* **Required work**
From the entries that follow, list every line in which the string "icon" appears.

** START OF Records supplied **

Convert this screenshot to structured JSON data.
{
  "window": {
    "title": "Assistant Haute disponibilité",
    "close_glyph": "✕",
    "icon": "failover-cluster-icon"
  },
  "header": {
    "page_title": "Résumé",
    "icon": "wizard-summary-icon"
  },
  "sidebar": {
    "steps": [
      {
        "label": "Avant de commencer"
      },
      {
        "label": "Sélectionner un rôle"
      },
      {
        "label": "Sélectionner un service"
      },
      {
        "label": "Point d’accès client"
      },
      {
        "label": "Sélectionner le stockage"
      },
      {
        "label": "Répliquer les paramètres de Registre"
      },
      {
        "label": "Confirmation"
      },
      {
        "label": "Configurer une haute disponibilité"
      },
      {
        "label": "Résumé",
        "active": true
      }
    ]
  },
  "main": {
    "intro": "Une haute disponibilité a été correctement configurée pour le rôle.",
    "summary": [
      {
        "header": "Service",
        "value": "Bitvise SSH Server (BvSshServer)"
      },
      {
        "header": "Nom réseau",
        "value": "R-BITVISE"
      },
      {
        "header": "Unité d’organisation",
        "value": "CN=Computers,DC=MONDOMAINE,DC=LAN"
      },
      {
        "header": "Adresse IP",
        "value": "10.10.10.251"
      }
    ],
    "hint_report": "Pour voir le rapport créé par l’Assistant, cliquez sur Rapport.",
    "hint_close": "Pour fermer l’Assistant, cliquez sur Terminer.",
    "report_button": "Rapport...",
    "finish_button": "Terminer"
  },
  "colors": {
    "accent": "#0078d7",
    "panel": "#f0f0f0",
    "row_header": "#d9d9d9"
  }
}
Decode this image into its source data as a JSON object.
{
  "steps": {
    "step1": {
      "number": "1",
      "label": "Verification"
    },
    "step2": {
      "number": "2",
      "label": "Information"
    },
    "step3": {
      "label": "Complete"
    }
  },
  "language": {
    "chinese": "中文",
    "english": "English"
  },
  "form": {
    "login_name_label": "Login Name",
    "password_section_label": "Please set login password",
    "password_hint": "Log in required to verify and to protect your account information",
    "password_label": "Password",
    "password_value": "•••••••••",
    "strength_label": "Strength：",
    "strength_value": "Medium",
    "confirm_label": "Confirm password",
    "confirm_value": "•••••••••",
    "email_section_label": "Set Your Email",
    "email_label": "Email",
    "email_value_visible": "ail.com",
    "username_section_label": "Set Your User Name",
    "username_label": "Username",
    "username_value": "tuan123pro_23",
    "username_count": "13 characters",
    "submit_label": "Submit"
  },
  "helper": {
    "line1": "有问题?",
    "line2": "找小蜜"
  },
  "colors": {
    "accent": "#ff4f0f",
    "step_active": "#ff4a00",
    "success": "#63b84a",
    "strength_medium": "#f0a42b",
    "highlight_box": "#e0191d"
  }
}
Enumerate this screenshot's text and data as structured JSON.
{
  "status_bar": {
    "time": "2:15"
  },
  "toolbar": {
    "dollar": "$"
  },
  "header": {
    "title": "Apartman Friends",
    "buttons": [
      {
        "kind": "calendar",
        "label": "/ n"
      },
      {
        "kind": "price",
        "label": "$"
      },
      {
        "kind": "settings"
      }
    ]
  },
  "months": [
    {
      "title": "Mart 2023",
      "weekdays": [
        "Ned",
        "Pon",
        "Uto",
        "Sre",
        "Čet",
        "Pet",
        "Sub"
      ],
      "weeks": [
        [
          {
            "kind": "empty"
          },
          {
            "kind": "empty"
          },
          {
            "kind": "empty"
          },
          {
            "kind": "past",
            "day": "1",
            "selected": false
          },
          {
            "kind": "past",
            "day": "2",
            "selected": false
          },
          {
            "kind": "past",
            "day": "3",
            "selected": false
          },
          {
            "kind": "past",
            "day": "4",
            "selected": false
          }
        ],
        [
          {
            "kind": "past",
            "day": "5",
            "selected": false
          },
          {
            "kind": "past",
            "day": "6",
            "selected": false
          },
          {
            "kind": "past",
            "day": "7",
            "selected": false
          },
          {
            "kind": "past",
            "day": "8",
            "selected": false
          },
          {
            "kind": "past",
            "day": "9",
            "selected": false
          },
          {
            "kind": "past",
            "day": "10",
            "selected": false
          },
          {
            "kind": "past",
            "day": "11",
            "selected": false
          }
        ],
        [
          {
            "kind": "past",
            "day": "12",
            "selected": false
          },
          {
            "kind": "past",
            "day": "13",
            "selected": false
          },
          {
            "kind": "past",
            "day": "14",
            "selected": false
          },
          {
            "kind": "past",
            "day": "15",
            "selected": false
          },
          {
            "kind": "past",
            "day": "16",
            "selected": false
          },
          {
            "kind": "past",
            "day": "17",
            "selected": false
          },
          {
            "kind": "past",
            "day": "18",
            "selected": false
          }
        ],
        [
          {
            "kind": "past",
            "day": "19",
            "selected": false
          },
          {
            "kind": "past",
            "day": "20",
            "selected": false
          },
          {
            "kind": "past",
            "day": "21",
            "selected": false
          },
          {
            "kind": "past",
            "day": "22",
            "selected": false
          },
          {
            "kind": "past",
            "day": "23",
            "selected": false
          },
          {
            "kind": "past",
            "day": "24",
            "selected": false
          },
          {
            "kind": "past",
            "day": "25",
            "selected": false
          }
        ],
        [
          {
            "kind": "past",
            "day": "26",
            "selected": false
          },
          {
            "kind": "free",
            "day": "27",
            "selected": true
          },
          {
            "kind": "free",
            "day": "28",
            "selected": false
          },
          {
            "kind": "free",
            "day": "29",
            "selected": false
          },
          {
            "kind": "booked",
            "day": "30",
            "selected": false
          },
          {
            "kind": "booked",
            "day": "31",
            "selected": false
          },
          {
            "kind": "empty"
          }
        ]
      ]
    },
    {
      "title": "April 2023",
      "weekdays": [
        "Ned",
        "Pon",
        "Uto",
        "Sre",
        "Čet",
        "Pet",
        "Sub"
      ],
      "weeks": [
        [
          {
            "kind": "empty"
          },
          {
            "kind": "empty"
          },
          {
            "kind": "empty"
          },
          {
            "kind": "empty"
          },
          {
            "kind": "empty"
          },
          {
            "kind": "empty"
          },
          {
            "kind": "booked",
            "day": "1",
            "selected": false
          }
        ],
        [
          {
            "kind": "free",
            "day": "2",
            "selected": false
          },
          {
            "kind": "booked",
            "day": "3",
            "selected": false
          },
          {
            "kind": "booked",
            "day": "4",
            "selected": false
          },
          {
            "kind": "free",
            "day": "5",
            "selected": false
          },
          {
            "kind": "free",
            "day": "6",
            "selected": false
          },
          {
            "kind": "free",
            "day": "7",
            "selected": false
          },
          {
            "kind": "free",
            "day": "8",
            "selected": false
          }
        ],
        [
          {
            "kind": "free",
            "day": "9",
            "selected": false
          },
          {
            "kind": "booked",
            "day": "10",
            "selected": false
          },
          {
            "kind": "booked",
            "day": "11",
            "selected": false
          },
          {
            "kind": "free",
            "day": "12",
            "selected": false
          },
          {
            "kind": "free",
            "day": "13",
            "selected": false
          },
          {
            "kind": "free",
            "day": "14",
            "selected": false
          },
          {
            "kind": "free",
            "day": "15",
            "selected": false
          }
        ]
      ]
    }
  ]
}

** END OF Records supplied **

* **Exercise answer**
    "icon": "failover-cluster-icon"
    "icon": "wizard-summary-icon"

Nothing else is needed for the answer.